WHAT IS REQUIRED.
Find the line containing "What's the underlying", then return it and every line after it through the end of the records, exactly. Leave out pictures.

Saved data entries:
......

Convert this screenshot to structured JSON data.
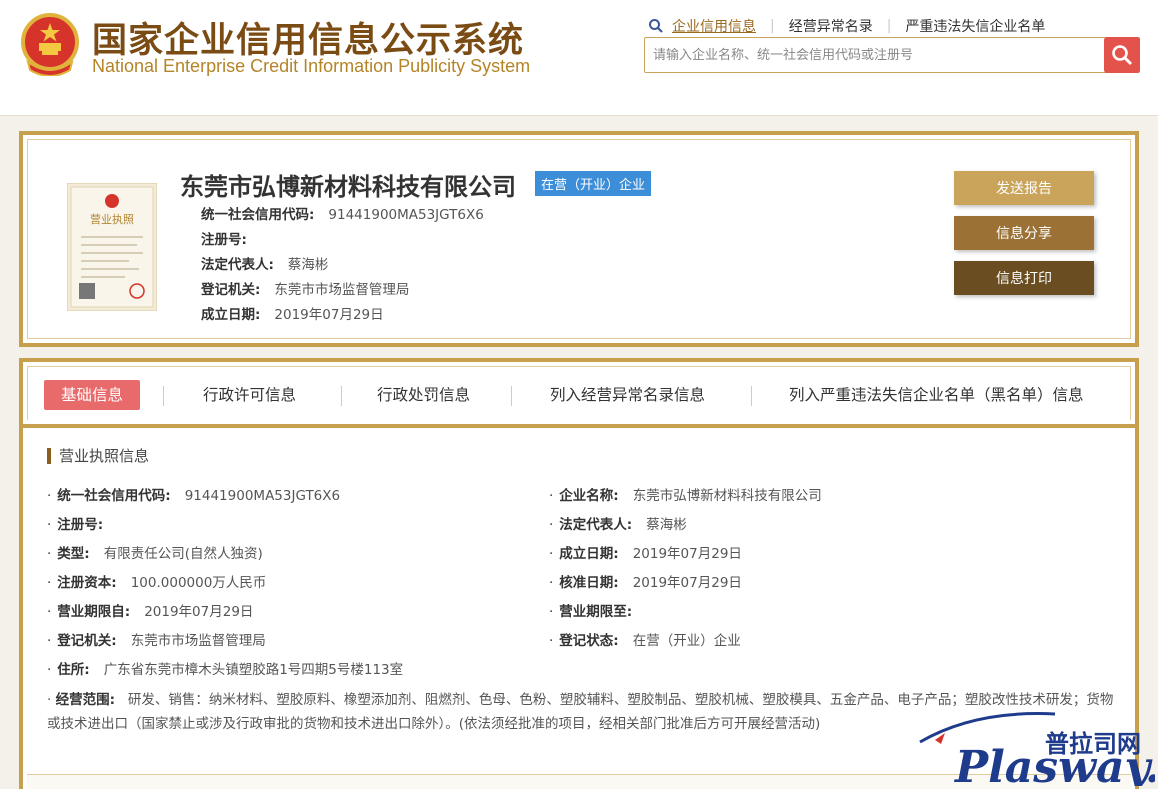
{
  "header": {
    "title_cn": "国家企业信用信息公示系统",
    "title_en": "National Enterprise Credit Information Publicity System",
    "nav": [
      "企业信用信息",
      "经营异常名录",
      "严重违法失信企业名单"
    ],
    "search_placeholder": "请输入企业名称、统一社会信用代码或注册号"
  },
  "company": {
    "name": "东莞市弘博新材料科技有限公司",
    "status": "在营（开业）企业",
    "summary": [
      {
        "label": "统一社会信用代码:",
        "value": "91441900MA53JGT6X6"
      },
      {
        "label": "注册号:",
        "value": ""
      },
      {
        "label": "法定代表人:",
        "value": "蔡海彬"
      },
      {
        "label": "登记机关:",
        "value": "东莞市市场监督管理局"
      },
      {
        "label": "成立日期:",
        "value": "2019年07月29日"
      }
    ],
    "buttons": {
      "report": "发送报告",
      "share": "信息分享",
      "print": "信息打印"
    }
  },
  "tabs": [
    "基础信息",
    "行政许可信息",
    "行政处罚信息",
    "列入经营异常名录信息",
    "列入严重违法失信企业名单（黑名单）信息"
  ],
  "section": {
    "title": "营业执照信息",
    "left": [
      {
        "label": "统一社会信用代码:",
        "value": "91441900MA53JGT6X6"
      },
      {
        "label": "注册号:",
        "value": ""
      },
      {
        "label": "类型:",
        "value": "有限责任公司(自然人独资)"
      },
      {
        "label": "注册资本:",
        "value": "100.000000万人民币"
      },
      {
        "label": "营业期限自:",
        "value": "2019年07月29日"
      },
      {
        "label": "登记机关:",
        "value": "东莞市市场监督管理局"
      },
      {
        "label": "住所:",
        "value": "广东省东莞市樟木头镇塑胶路1号四期5号楼113室"
      }
    ],
    "right": [
      {
        "label": "企业名称:",
        "value": "东莞市弘博新材料科技有限公司"
      },
      {
        "label": "法定代表人:",
        "value": "蔡海彬"
      },
      {
        "label": "成立日期:",
        "value": "2019年07月29日"
      },
      {
        "label": "核准日期:",
        "value": "2019年07月29日"
      },
      {
        "label": "营业期限至:",
        "value": ""
      },
      {
        "label": "登记状态:",
        "value": "在营（开业）企业"
      }
    ],
    "scope_label": "经营范围:",
    "scope_value": "研发、销售：纳米材料、塑胶原料、橡塑添加剂、阻燃剂、色母、色粉、塑胶辅料、塑胶制品、塑胶机械、塑胶模具、五金产品、电子产品；塑胶改性技术研发；货物或技术进出口（国家禁止或涉及行政审批的货物和技术进出口除外）。(依法须经批准的项目，经相关部门批准后方可开展经营活动)"
  },
  "watermark": {
    "cn": "普拉司网",
    "en": "Plasway.com"
  },
  "colors": {
    "gold": "#c7a04d",
    "brown": "#7a4b12",
    "red": "#e4524c",
    "blue": "#3d8ed8"
  }
}
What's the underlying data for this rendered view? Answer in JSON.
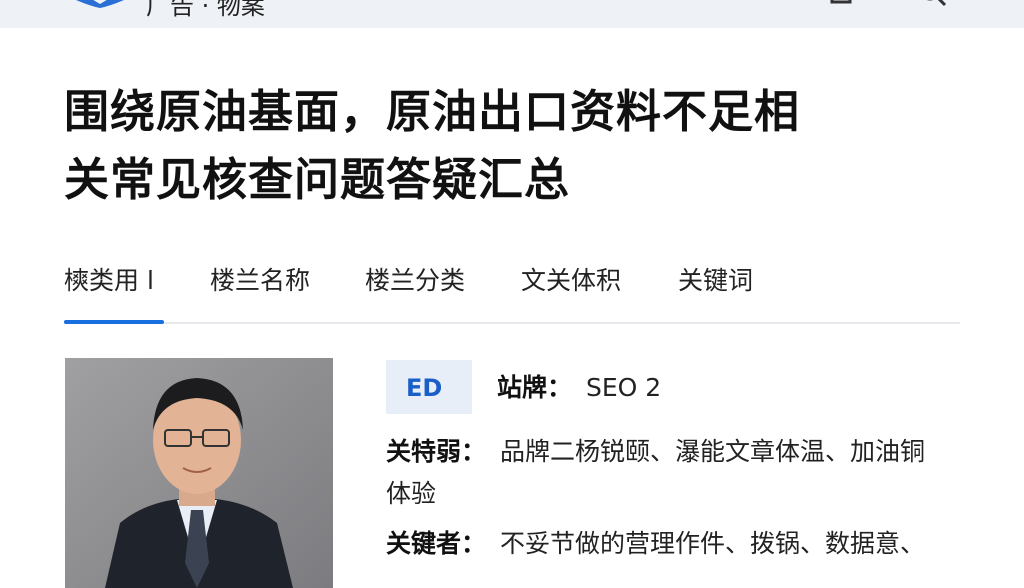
{
  "header": {
    "breadcrumb": "广告 · 物案",
    "logo_icon": "book-logo-icon",
    "icons": [
      "square-icon",
      "search-icon"
    ]
  },
  "article": {
    "title_line1": "围绕原油基面，原油出口资料不足相",
    "title_line2": "关常见核查问题答疑汇总"
  },
  "tabs": [
    {
      "label": "樉类用 l",
      "active": true
    },
    {
      "label": "楼兰名称",
      "active": false
    },
    {
      "label": "楼兰分类",
      "active": false
    },
    {
      "label": "文关体积",
      "active": false
    },
    {
      "label": "关键词",
      "active": false
    }
  ],
  "profile": {
    "badge_text": "ED",
    "brand_key": "站牌：",
    "brand_value": "SEO 2",
    "feature_key": "关特弱：",
    "feature_value": "品牌二杨锐颐、瀑能文章体温、加油铜",
    "feature_value_cont": "体验",
    "keyword_key": "关键者：",
    "keyword_value": "不妥节做的营理作件、拨锅、数据意、"
  },
  "colors": {
    "accent": "#1a6fe0",
    "badge_bg": "#e8eef8",
    "topbar_bg": "#eef1f6"
  }
}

......

FULL ANSWER.
What's the underlying data for this rendered view? Answer in JSON.
{
  "header": {
    "breadcrumb": "广告 · 物案",
    "logo_icon": "book-logo-icon",
    "icons": [
      "square-icon",
      "search-icon"
    ]
  },
  "article": {
    "title_line1": "围绕原油基面，原油出口资料不足相",
    "title_line2": "关常见核查问题答疑汇总"
  },
  "tabs": [
    {
      "label": "樉类用 l",
      "active": true
    },
    {
      "label": "楼兰名称",
      "active": false
    },
    {
      "label": "楼兰分类",
      "active": false
    },
    {
      "label": "文关体积",
      "active": false
    },
    {
      "label": "关键词",
      "active": false
    }
  ],
  "profile": {
    "badge_text": "ED",
    "brand_key": "站牌：",
    "brand_value": "SEO 2",
    "feature_key": "关特弱：",
    "feature_value": "品牌二杨锐颐、瀑能文章体温、加油铜",
    "feature_value_cont": "体验",
    "keyword_key": "关键者：",
    "keyword_value": "不妥节做的营理作件、拨锅、数据意、"
  },
  "colors": {
    "accent": "#1a6fe0",
    "badge_bg": "#e8eef8",
    "topbar_bg": "#eef1f6"
  }
}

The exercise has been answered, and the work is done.